**Written request**. Return each line of the data below verbatim; pictures are to be left out.

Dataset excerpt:
┌────────
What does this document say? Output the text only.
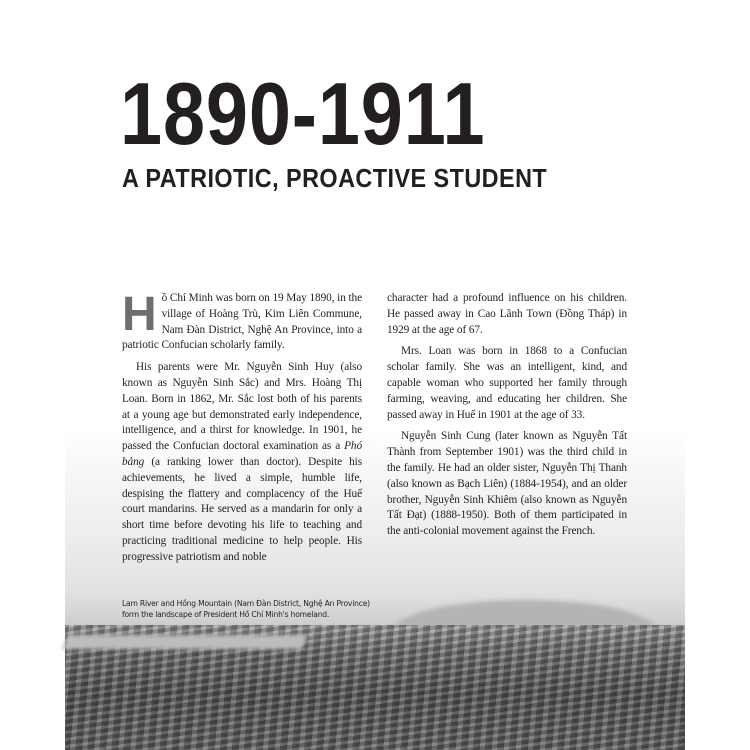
1890-1911
A PATRIOTIC, PROACTIVE STUDENT

Hồ Chí Minh was born on 19 May 1890, in the village of Hoàng Trù, Kim Liên Commune, Nam Đàn District, Nghệ An Province, into a patriotic Confucian scholarly family.

His parents were Mr. Nguyễn Sinh Huy (also known as Nguyễn Sinh Sắc) and Mrs. Hoàng Thị Loan. Born in 1862, Mr. Sắc lost both of his parents at a young age but demonstrated early independence, intelligence, and a thirst for knowledge. In 1901, he passed the Confucian doctoral examination as a Phó bảng (a ranking lower than doctor). Despite his achievements, he lived a simple, humble life, despising the flattery and complacency of the Huế court mandarins. He served as a mandarin for only a short time before devoting his life to teaching and practicing traditional medicine to help people. His progressive patriotism and noble

character had a profound influence on his children. He passed away in Cao Lãnh Town (Đồng Tháp) in 1929 at the age of 67.

Mrs. Loan was born in 1868 to a Confucian scholar family. She was an intelligent, kind, and capable woman who supported her family through farming, weaving, and educating her children. She passed away in Huế in 1901 at the age of 33.

Nguyễn Sinh Cung (later known as Nguyễn Tất Thành from September 1901) was the third child in the family. He had an older sister, Nguyễn Thị Thanh (also known as Bạch Liên) (1884-1954), and an older brother, Nguyễn Sinh Khiêm (also known as Nguyễn Tất Đạt) (1888-1950). Both of them participated in the anti-colonial movement against the French.

Lam River and Hồng Mountain (Nam Đàn District, Nghệ An Province)
form the landscape of President Hồ Chí Minh's homeland.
└────────
**The completed task**.
What does this document say? Output the text only.
1890-1911
A PATRIOTIC, PROACTIVE STUDENT

Hồ Chí Minh was born on 19 May 1890, in the village of Hoàng Trù, Kim Liên Commune, Nam Đàn District, Nghệ An Province, into a patriotic Confucian scholarly family.

His parents were Mr. Nguyễn Sinh Huy (also known as Nguyễn Sinh Sắc) and Mrs. Hoàng Thị Loan. Born in 1862, Mr. Sắc lost both of his parents at a young age but demonstrated early independence, intelligence, and a thirst for knowledge. In 1901, he passed the Confucian doctoral examination as a Phó bảng (a ranking lower than doctor). Despite his achievements, he lived a simple, humble life, despising the flattery and complacency of the Huế court mandarins. He served as a mandarin for only a short time before devoting his life to teaching and practicing traditional medicine to help people. His progressive patriotism and noble

character had a profound influence on his children. He passed away in Cao Lãnh Town (Đồng Tháp) in 1929 at the age of 67.

Mrs. Loan was born in 1868 to a Confucian scholar family. She was an intelligent, kind, and capable woman who supported her family through farming, weaving, and educating her children. She passed away in Huế in 1901 at the age of 33.

Nguyễn Sinh Cung (later known as Nguyễn Tất Thành from September 1901) was the third child in the family. He had an older sister, Nguyễn Thị Thanh (also known as Bạch Liên) (1884-1954), and an older brother, Nguyễn Sinh Khiêm (also known as Nguyễn Tất Đạt) (1888-1950). Both of them participated in the anti-colonial movement against the French.

Lam River and Hồng Mountain (Nam Đàn District, Nghệ An Province)
form the landscape of President Hồ Chí Minh's homeland.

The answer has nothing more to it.